TASK DIRECTIONS
Give the number of lines holding the string "Banco", and nothing else.

[Stored items from a collection]

########################################

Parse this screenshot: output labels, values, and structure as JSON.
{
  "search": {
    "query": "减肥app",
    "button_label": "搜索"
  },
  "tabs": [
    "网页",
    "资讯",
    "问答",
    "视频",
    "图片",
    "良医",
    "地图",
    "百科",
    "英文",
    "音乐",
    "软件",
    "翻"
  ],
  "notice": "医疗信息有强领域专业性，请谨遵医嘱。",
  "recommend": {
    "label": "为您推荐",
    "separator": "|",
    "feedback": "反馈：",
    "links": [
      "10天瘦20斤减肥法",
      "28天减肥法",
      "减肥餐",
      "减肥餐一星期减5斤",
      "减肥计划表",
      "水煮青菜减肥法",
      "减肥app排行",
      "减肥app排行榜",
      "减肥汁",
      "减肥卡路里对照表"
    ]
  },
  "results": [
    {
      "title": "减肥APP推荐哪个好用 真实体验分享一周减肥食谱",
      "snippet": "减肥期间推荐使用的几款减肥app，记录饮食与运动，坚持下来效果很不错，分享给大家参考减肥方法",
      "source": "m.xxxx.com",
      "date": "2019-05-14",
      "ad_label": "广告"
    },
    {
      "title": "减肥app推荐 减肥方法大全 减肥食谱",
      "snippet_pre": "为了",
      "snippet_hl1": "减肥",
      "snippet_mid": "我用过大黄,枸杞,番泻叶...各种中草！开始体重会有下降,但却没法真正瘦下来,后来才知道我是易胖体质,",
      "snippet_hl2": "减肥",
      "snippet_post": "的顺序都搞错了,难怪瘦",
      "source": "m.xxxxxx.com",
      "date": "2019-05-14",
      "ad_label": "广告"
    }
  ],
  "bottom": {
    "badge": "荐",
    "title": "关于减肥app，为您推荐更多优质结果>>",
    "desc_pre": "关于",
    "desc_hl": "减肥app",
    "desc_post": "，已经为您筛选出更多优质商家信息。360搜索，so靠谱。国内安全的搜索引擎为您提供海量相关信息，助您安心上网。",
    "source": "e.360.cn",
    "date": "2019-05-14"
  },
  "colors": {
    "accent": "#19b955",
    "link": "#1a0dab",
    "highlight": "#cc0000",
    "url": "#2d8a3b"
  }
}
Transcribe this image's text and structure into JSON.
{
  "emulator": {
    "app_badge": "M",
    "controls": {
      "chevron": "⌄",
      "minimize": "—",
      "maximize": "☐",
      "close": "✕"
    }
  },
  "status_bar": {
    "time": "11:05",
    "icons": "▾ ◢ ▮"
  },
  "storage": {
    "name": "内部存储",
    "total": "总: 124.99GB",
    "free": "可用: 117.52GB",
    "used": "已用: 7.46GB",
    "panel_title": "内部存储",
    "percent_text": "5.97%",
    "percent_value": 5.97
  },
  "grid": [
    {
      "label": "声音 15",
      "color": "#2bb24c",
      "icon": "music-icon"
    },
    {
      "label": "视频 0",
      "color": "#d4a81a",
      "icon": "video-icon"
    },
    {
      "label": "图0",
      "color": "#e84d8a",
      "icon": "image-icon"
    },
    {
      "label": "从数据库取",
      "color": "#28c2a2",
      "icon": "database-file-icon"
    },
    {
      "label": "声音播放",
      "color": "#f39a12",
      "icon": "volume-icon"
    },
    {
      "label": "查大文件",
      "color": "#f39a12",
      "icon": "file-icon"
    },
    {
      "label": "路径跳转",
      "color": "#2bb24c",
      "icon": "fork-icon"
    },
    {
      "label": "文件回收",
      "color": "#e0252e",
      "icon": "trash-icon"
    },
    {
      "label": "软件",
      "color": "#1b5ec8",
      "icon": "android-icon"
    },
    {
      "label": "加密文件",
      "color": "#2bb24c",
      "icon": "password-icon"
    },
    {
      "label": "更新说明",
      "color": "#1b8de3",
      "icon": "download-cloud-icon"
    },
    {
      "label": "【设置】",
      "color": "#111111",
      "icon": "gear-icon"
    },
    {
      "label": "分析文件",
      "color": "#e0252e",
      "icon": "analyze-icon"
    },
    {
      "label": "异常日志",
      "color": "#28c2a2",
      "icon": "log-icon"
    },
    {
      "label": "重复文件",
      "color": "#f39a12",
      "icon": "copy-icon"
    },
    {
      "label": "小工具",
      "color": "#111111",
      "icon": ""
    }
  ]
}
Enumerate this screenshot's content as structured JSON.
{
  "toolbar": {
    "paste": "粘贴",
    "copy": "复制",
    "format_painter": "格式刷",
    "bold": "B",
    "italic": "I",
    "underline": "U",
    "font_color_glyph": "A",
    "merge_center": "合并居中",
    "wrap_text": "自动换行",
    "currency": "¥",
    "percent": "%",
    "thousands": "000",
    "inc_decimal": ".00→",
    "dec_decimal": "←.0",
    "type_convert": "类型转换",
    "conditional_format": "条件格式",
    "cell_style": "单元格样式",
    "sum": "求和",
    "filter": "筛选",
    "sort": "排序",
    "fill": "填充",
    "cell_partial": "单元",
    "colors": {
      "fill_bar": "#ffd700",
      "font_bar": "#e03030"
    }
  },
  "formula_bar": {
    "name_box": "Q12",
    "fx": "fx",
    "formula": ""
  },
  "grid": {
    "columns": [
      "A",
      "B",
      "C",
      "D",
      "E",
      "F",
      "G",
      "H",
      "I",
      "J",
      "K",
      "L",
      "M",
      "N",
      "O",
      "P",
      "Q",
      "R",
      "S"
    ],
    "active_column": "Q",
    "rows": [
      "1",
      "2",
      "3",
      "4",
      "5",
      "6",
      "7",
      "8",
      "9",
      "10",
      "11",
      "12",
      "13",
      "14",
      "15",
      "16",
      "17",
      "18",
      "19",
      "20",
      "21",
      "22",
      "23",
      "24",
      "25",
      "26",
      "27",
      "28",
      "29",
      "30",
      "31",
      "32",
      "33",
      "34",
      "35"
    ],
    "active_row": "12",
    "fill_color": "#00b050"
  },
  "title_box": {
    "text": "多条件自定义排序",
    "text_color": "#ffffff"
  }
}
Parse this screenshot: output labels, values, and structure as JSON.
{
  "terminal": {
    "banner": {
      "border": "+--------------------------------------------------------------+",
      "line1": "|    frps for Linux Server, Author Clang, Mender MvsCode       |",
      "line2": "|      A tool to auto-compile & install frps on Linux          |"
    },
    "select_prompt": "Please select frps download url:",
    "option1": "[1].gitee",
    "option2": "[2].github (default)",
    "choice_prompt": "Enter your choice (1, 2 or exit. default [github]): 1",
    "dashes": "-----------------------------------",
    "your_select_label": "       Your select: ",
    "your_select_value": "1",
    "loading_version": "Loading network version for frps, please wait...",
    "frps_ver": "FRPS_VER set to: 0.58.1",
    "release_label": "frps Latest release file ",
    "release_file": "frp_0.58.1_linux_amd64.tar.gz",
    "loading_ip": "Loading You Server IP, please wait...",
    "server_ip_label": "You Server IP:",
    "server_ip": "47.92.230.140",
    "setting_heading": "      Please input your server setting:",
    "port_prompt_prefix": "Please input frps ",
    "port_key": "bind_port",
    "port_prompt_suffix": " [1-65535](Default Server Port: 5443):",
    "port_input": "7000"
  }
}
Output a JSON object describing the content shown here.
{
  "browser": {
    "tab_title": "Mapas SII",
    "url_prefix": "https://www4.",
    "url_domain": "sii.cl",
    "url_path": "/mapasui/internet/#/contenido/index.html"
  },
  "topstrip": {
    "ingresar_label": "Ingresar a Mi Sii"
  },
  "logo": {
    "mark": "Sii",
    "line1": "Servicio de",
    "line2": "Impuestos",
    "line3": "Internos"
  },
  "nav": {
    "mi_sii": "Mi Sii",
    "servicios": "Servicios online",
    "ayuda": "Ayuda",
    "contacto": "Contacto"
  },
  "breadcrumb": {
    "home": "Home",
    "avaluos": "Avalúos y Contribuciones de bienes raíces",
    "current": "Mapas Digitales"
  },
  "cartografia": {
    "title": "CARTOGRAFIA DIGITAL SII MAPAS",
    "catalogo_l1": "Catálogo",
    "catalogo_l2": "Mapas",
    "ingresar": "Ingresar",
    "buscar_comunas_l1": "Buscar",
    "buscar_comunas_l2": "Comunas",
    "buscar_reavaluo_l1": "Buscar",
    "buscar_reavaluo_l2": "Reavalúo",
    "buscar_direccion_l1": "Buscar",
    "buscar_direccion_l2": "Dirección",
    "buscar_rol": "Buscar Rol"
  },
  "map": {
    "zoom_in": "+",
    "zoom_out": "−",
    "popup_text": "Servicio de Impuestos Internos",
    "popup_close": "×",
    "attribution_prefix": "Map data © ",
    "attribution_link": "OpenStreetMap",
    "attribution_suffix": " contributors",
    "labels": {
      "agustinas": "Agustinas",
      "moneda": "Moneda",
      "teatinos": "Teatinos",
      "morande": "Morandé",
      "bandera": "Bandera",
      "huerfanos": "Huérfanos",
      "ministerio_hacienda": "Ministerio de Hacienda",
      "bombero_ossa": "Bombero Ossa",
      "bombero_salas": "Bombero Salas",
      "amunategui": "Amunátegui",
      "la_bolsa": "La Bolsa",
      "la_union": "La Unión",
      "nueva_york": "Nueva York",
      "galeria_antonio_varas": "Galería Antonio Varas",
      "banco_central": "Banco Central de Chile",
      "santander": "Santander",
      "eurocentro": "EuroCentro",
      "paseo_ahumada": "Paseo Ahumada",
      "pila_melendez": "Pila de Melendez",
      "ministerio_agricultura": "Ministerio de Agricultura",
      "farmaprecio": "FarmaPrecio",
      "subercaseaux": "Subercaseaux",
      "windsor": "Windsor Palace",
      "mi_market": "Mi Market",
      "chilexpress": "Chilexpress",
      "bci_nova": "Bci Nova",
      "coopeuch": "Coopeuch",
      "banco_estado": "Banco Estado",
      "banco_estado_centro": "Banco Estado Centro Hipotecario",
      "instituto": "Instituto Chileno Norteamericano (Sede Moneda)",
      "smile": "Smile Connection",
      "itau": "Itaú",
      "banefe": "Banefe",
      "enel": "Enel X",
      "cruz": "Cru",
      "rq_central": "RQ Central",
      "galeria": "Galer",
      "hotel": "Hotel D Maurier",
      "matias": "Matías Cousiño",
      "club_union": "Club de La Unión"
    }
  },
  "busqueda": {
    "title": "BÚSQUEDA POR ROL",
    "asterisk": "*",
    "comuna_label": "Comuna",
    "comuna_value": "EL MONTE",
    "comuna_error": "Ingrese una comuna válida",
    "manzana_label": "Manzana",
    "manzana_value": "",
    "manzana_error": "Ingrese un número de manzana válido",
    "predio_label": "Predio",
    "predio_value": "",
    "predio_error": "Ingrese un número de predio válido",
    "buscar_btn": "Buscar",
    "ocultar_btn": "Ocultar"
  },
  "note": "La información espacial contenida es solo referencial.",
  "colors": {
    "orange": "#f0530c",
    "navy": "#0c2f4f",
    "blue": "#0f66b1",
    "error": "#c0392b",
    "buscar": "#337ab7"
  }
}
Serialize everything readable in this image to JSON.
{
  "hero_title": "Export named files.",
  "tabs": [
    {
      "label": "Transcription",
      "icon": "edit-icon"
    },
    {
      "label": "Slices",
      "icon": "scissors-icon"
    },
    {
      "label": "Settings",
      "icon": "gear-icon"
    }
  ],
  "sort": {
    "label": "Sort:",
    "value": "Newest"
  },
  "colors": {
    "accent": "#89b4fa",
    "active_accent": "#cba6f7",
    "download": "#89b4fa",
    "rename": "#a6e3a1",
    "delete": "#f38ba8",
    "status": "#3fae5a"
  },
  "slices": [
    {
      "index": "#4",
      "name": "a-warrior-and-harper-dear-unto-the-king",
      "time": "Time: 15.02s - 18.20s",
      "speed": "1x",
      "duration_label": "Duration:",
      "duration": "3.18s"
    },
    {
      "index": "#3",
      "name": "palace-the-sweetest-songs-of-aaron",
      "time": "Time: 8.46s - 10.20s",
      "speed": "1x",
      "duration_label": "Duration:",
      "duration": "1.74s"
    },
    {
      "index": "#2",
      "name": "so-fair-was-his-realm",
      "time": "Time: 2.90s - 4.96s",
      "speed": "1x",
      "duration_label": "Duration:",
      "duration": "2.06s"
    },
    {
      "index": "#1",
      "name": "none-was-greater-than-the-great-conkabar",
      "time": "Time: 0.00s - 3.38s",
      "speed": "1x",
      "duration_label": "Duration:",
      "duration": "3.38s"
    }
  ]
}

########################################

CORRECT ANSWER
3